- Source records:
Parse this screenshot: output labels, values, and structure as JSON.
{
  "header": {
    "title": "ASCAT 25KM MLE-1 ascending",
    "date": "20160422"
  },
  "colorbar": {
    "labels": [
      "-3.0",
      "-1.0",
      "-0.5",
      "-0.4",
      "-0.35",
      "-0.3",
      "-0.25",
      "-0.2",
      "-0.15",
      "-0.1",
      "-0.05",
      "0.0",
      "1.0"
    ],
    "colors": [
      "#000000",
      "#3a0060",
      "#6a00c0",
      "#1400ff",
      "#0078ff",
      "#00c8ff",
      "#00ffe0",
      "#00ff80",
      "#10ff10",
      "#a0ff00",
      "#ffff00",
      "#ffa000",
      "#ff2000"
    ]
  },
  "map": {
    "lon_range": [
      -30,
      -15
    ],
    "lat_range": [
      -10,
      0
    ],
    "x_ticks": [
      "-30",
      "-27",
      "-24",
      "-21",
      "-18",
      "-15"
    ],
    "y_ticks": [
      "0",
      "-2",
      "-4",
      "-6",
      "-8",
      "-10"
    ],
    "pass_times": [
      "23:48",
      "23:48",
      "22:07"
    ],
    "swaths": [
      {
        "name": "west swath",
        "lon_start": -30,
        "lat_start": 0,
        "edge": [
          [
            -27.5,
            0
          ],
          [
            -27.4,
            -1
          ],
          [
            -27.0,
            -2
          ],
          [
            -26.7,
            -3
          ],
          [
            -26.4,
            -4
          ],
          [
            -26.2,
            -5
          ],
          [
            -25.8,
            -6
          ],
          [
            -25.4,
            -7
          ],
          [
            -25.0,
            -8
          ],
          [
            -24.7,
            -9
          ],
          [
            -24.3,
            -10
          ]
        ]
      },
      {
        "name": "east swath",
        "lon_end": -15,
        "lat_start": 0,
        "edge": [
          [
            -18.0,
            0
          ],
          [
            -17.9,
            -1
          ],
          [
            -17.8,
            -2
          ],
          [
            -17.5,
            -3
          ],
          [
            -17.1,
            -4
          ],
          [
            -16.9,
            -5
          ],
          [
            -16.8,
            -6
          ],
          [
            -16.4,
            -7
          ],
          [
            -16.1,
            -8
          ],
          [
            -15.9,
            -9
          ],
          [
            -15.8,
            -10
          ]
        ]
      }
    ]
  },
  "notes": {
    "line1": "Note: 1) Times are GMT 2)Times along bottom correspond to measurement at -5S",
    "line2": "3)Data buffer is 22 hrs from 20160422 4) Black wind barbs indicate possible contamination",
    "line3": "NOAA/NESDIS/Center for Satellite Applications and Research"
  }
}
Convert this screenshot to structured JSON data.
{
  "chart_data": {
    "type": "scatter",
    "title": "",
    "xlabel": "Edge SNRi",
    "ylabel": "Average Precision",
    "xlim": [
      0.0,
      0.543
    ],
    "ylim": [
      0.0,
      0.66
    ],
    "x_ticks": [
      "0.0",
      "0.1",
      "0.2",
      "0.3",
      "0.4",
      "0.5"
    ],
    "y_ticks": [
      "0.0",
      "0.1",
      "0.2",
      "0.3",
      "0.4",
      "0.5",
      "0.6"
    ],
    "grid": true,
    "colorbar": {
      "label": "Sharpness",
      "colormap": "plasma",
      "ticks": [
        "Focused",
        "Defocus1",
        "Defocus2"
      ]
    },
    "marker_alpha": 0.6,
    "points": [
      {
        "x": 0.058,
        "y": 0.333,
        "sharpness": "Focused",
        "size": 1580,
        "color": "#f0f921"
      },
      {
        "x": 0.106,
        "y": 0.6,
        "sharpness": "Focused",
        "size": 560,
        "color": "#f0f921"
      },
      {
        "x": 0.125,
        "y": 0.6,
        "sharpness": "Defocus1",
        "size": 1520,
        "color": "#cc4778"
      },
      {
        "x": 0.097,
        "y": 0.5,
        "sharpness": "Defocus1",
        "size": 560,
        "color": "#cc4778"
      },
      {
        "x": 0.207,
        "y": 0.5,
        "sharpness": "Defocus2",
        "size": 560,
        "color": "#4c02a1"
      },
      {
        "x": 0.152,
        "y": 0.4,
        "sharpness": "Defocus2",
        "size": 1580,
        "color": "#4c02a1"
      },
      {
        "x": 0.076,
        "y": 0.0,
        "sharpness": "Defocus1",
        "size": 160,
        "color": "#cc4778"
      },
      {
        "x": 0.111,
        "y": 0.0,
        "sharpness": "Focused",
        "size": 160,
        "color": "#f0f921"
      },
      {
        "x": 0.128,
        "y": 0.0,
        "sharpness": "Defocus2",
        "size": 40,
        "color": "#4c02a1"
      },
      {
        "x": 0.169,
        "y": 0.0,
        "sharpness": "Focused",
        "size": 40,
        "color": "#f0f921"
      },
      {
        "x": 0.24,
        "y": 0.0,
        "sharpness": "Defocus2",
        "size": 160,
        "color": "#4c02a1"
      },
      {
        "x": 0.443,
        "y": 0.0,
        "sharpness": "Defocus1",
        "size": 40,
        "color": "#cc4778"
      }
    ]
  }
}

- Exercise task: Repeat the whole listing exactly, keeping every line intact.

- Output:
Parse this screenshot: output labels, values, and structure as JSON.
{
  "header": {
    "title": "ASCAT 25KM MLE-1 ascending",
    "date": "20160422"
  },
  "colorbar": {
    "labels": [
      "-3.0",
      "-1.0",
      "-0.5",
      "-0.4",
      "-0.35",
      "-0.3",
      "-0.25",
      "-0.2",
      "-0.15",
      "-0.1",
      "-0.05",
      "0.0",
      "1.0"
    ],
    "colors": [
      "#000000",
      "#3a0060",
      "#6a00c0",
      "#1400ff",
      "#0078ff",
      "#00c8ff",
      "#00ffe0",
      "#00ff80",
      "#10ff10",
      "#a0ff00",
      "#ffff00",
      "#ffa000",
      "#ff2000"
    ]
  },
  "map": {
    "lon_range": [
      -30,
      -15
    ],
    "lat_range": [
      -10,
      0
    ],
    "x_ticks": [
      "-30",
      "-27",
      "-24",
      "-21",
      "-18",
      "-15"
    ],
    "y_ticks": [
      "0",
      "-2",
      "-4",
      "-6",
      "-8",
      "-10"
    ],
    "pass_times": [
      "23:48",
      "23:48",
      "22:07"
    ],
    "swaths": [
      {
        "name": "west swath",
        "lon_start": -30,
        "lat_start": 0,
        "edge": [
          [
            -27.5,
            0
          ],
          [
            -27.4,
            -1
          ],
          [
            -27.0,
            -2
          ],
          [
            -26.7,
            -3
          ],
          [
            -26.4,
            -4
          ],
          [
            -26.2,
            -5
          ],
          [
            -25.8,
            -6
          ],
          [
            -25.4,
            -7
          ],
          [
            -25.0,
            -8
          ],
          [
            -24.7,
            -9
          ],
          [
            -24.3,
            -10
          ]
        ]
      },
      {
        "name": "east swath",
        "lon_end": -15,
        "lat_start": 0,
        "edge": [
          [
            -18.0,
            0
          ],
          [
            -17.9,
            -1
          ],
          [
            -17.8,
            -2
          ],
          [
            -17.5,
            -3
          ],
          [
            -17.1,
            -4
          ],
          [
            -16.9,
            -5
          ],
          [
            -16.8,
            -6
          ],
          [
            -16.4,
            -7
          ],
          [
            -16.1,
            -8
          ],
          [
            -15.9,
            -9
          ],
          [
            -15.8,
            -10
          ]
        ]
      }
    ]
  },
  "notes": {
    "line1": "Note: 1) Times are GMT 2)Times along bottom correspond to measurement at -5S",
    "line2": "3)Data buffer is 22 hrs from 20160422 4) Black wind barbs indicate possible contamination",
    "line3": "NOAA/NESDIS/Center for Satellite Applications and Research"
  }
}
Convert this screenshot to structured JSON data.
{
  "chart_data": {
    "type": "scatter",
    "title": "",
    "xlabel": "Edge SNRi",
    "ylabel": "Average Precision",
    "xlim": [
      0.0,
      0.543
    ],
    "ylim": [
      0.0,
      0.66
    ],
    "x_ticks": [
      "0.0",
      "0.1",
      "0.2",
      "0.3",
      "0.4",
      "0.5"
    ],
    "y_ticks": [
      "0.0",
      "0.1",
      "0.2",
      "0.3",
      "0.4",
      "0.5",
      "0.6"
    ],
    "grid": true,
    "colorbar": {
      "label": "Sharpness",
      "colormap": "plasma",
      "ticks": [
        "Focused",
        "Defocus1",
        "Defocus2"
      ]
    },
    "marker_alpha": 0.6,
    "points": [
      {
        "x": 0.058,
        "y": 0.333,
        "sharpness": "Focused",
        "size": 1580,
        "color": "#f0f921"
      },
      {
        "x": 0.106,
        "y": 0.6,
        "sharpness": "Focused",
        "size": 560,
        "color": "#f0f921"
      },
      {
        "x": 0.125,
        "y": 0.6,
        "sharpness": "Defocus1",
        "size": 1520,
        "color": "#cc4778"
      },
      {
        "x": 0.097,
        "y": 0.5,
        "sharpness": "Defocus1",
        "size": 560,
        "color": "#cc4778"
      },
      {
        "x": 0.207,
        "y": 0.5,
        "sharpness": "Defocus2",
        "size": 560,
        "color": "#4c02a1"
      },
      {
        "x": 0.152,
        "y": 0.4,
        "sharpness": "Defocus2",
        "size": 1580,
        "color": "#4c02a1"
      },
      {
        "x": 0.076,
        "y": 0.0,
        "sharpness": "Defocus1",
        "size": 160,
        "color": "#cc4778"
      },
      {
        "x": 0.111,
        "y": 0.0,
        "sharpness": "Focused",
        "size": 160,
        "color": "#f0f921"
      },
      {
        "x": 0.128,
        "y": 0.0,
        "sharpness": "Defocus2",
        "size": 40,
        "color": "#4c02a1"
      },
      {
        "x": 0.169,
        "y": 0.0,
        "sharpness": "Focused",
        "size": 40,
        "color": "#f0f921"
      },
      {
        "x": 0.24,
        "y": 0.0,
        "sharpness": "Defocus2",
        "size": 160,
        "color": "#4c02a1"
      },
      {
        "x": 0.443,
        "y": 0.0,
        "sharpness": "Defocus1",
        "size": 40,
        "color": "#cc4778"
      }
    ]
  }
}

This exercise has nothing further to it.